INSTRUCTIONS TO FOLLOW - Your answer should be one number: how many lines of the records hold the string "amet".

TASK MATERIAL -
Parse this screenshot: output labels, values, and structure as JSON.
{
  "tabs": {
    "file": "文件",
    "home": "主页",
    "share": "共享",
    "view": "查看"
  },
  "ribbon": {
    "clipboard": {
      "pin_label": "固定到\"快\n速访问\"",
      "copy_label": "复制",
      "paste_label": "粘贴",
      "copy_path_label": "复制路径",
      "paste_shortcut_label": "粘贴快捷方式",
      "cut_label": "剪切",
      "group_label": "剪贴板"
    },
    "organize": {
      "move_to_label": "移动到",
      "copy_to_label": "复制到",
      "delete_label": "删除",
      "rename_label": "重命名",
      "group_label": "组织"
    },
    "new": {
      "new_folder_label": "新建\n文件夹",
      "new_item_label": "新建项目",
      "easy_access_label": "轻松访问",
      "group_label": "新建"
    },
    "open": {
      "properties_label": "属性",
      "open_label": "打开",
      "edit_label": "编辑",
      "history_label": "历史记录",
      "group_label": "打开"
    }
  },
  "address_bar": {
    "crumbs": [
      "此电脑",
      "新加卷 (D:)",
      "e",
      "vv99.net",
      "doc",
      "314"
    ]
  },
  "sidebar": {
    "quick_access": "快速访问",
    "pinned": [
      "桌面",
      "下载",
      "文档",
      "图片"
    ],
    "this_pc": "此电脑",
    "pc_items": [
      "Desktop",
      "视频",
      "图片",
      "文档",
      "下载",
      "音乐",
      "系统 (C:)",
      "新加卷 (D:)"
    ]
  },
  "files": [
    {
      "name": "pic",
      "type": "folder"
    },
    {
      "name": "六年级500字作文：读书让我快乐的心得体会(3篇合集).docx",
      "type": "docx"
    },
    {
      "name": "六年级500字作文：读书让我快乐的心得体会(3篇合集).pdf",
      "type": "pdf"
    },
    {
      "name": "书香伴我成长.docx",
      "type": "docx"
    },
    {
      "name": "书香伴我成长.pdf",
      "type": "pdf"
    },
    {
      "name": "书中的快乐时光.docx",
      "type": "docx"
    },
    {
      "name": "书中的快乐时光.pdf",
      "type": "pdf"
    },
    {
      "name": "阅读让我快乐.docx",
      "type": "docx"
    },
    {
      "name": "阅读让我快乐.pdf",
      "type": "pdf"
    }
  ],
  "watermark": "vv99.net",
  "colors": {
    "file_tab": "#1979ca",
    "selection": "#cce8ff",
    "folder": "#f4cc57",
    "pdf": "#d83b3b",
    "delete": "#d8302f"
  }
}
...
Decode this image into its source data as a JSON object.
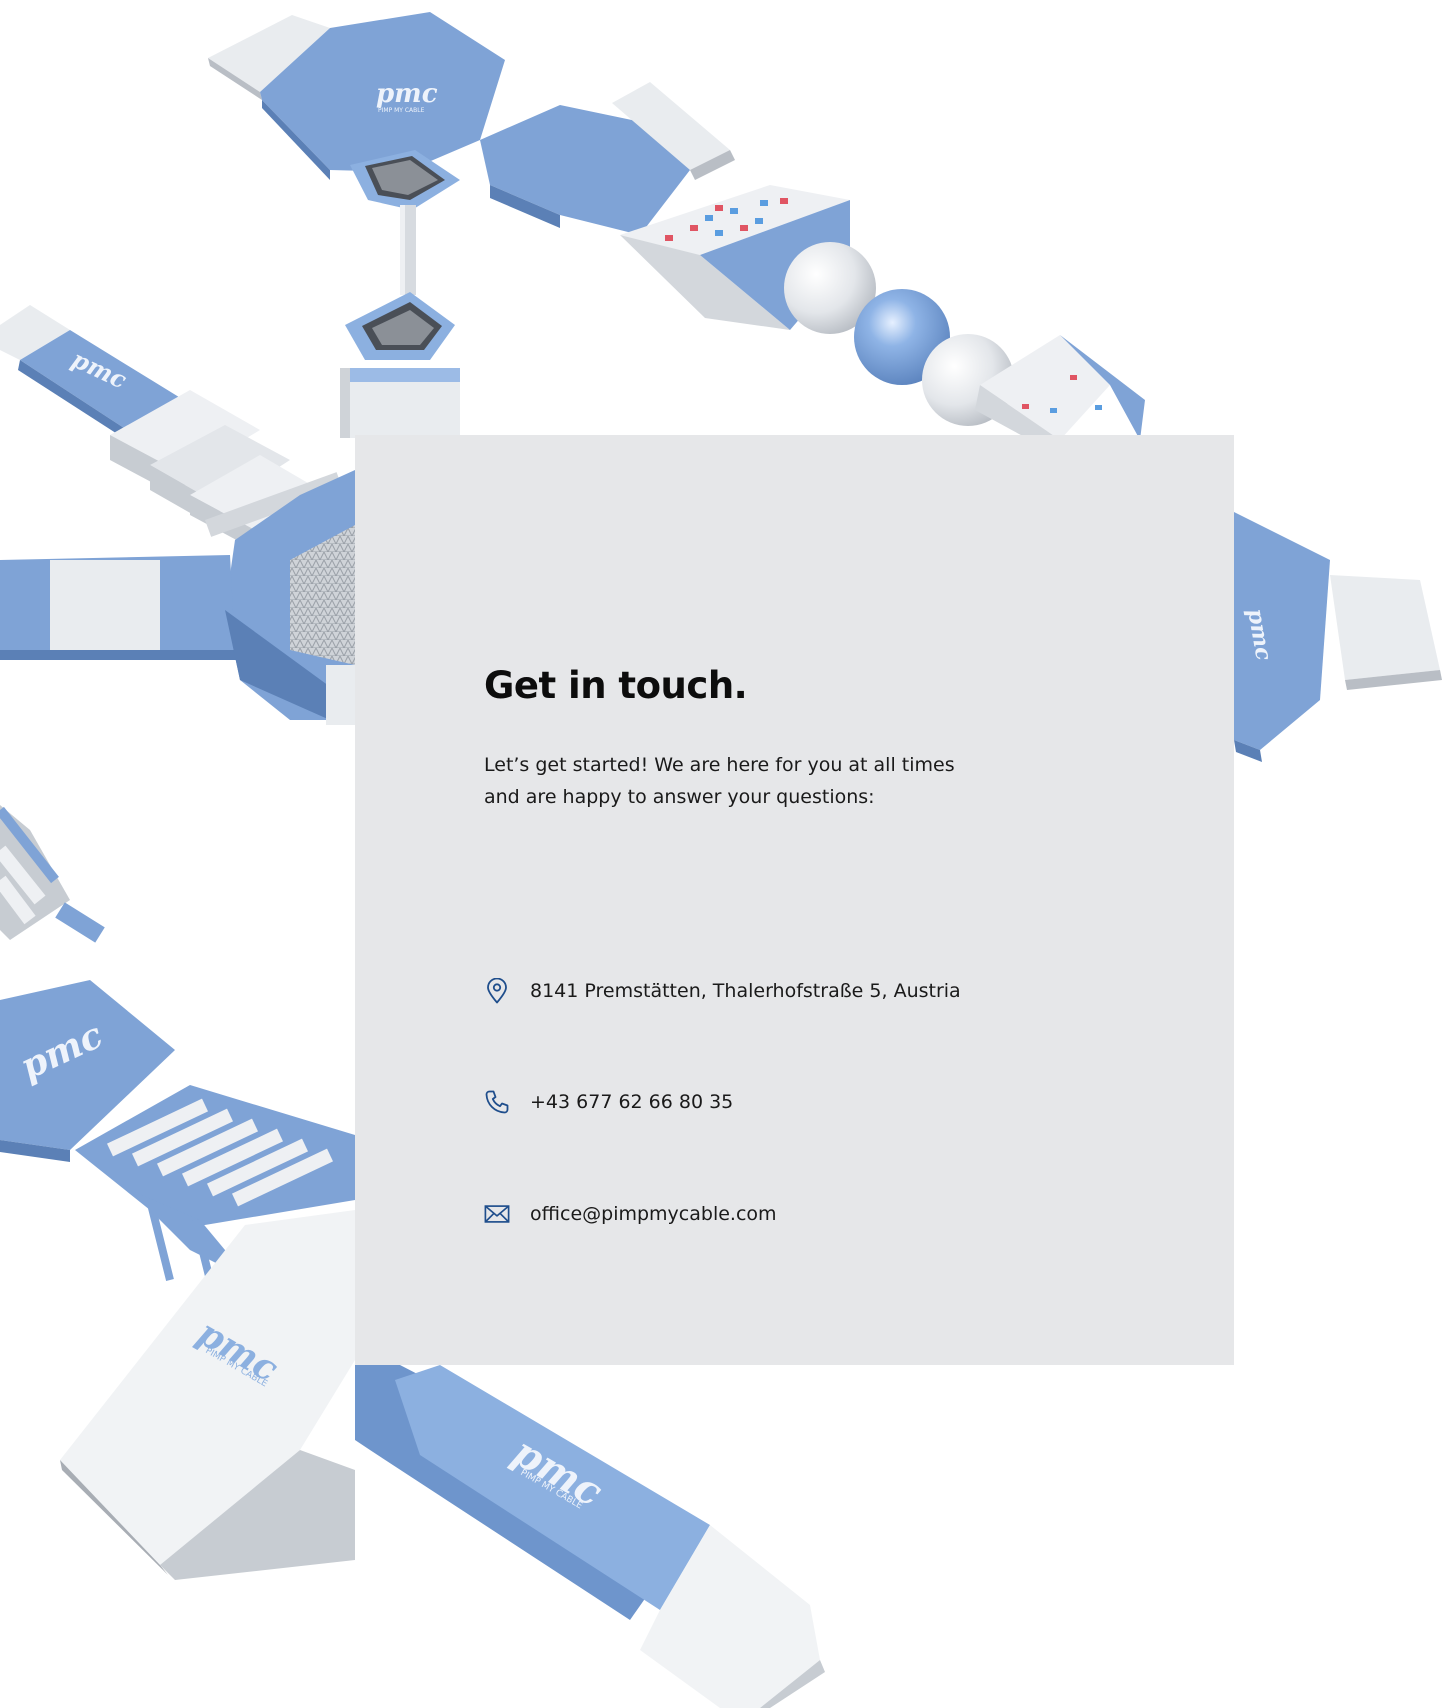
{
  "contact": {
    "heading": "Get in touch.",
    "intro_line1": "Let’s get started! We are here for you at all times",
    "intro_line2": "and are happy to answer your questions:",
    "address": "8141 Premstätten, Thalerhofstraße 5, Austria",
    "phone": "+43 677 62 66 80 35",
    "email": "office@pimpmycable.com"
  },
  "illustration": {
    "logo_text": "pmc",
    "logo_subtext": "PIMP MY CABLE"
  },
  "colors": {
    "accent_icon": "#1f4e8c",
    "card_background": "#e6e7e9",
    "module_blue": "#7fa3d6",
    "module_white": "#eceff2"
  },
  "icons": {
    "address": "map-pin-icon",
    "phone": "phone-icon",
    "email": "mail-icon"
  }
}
* * *
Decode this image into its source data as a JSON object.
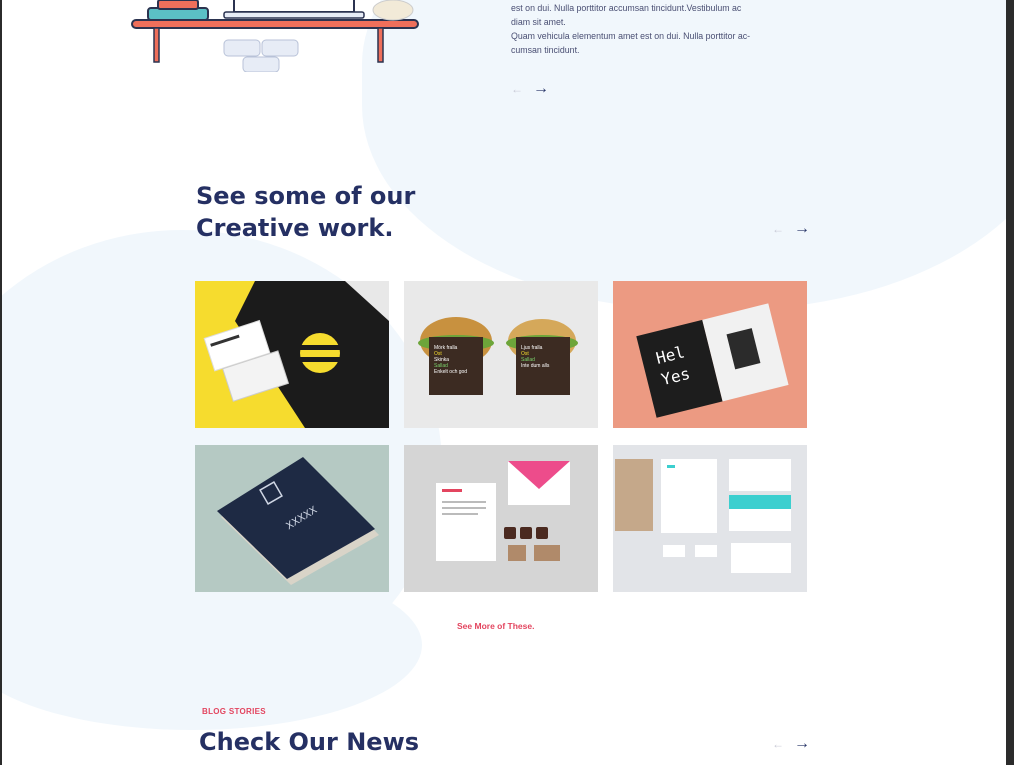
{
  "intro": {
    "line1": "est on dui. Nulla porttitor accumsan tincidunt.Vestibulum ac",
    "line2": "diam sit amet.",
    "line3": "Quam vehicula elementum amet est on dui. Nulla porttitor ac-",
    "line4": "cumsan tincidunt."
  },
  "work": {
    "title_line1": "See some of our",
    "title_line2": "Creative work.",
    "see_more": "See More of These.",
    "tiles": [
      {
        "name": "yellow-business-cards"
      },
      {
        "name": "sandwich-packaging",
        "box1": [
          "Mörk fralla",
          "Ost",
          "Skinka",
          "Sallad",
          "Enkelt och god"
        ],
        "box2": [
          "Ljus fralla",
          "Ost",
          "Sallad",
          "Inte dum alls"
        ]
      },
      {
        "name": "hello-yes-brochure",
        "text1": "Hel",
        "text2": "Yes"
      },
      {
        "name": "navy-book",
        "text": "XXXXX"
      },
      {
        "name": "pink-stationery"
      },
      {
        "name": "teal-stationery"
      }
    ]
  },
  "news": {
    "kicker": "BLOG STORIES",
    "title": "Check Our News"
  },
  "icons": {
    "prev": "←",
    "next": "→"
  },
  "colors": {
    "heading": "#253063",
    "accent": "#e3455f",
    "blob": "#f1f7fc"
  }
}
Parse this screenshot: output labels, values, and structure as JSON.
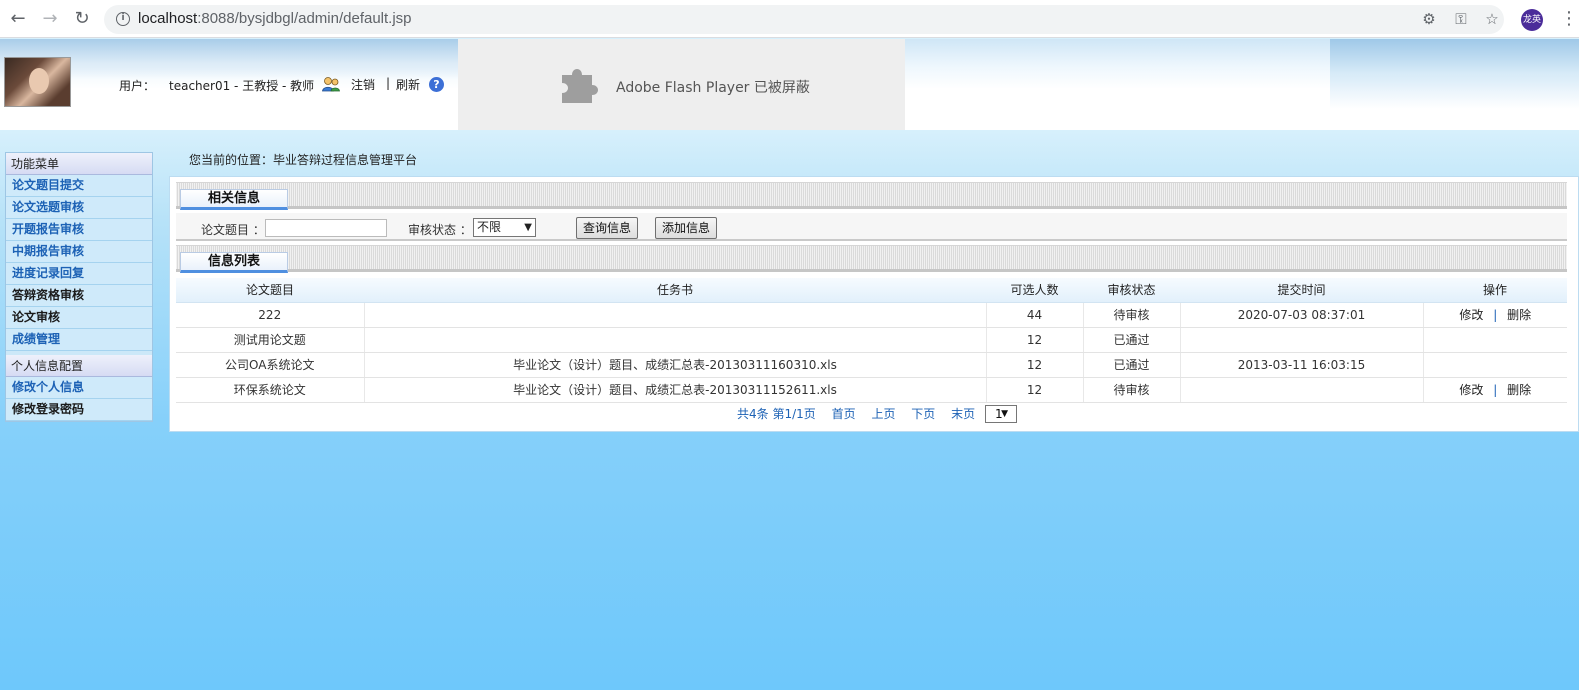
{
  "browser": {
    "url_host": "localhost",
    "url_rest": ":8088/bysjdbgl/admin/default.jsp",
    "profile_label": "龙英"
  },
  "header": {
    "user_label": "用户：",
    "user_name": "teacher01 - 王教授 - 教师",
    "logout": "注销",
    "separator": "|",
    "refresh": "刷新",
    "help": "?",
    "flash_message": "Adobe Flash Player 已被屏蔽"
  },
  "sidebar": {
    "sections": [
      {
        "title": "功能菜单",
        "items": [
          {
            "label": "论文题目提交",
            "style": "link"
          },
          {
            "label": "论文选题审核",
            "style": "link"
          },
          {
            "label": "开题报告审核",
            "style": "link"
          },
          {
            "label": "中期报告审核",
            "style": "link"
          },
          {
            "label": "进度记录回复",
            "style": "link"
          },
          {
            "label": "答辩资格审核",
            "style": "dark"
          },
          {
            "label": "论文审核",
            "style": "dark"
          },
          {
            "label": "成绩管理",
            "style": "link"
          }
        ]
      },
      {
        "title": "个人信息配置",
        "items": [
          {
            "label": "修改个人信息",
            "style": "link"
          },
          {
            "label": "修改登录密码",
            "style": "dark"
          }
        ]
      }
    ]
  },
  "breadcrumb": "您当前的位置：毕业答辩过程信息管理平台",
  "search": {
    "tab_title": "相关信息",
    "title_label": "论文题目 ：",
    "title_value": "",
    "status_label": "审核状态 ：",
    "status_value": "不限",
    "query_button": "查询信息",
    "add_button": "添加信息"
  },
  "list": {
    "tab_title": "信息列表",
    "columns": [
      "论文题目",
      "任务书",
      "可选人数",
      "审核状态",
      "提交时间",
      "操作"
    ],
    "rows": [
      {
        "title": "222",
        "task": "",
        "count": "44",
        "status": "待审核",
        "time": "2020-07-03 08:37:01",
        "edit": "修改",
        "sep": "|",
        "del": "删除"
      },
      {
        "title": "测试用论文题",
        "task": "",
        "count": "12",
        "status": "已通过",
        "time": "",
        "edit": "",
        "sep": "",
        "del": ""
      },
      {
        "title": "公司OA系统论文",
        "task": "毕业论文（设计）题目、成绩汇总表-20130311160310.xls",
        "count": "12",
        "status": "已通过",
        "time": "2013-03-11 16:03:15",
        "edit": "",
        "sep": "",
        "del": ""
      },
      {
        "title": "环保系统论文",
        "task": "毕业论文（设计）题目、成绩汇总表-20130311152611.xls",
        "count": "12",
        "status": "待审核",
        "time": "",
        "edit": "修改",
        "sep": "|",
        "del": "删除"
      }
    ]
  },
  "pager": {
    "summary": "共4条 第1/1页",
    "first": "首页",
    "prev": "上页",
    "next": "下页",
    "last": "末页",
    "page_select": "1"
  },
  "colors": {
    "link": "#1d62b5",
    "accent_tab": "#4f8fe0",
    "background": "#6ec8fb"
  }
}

FINISHED TASK - 2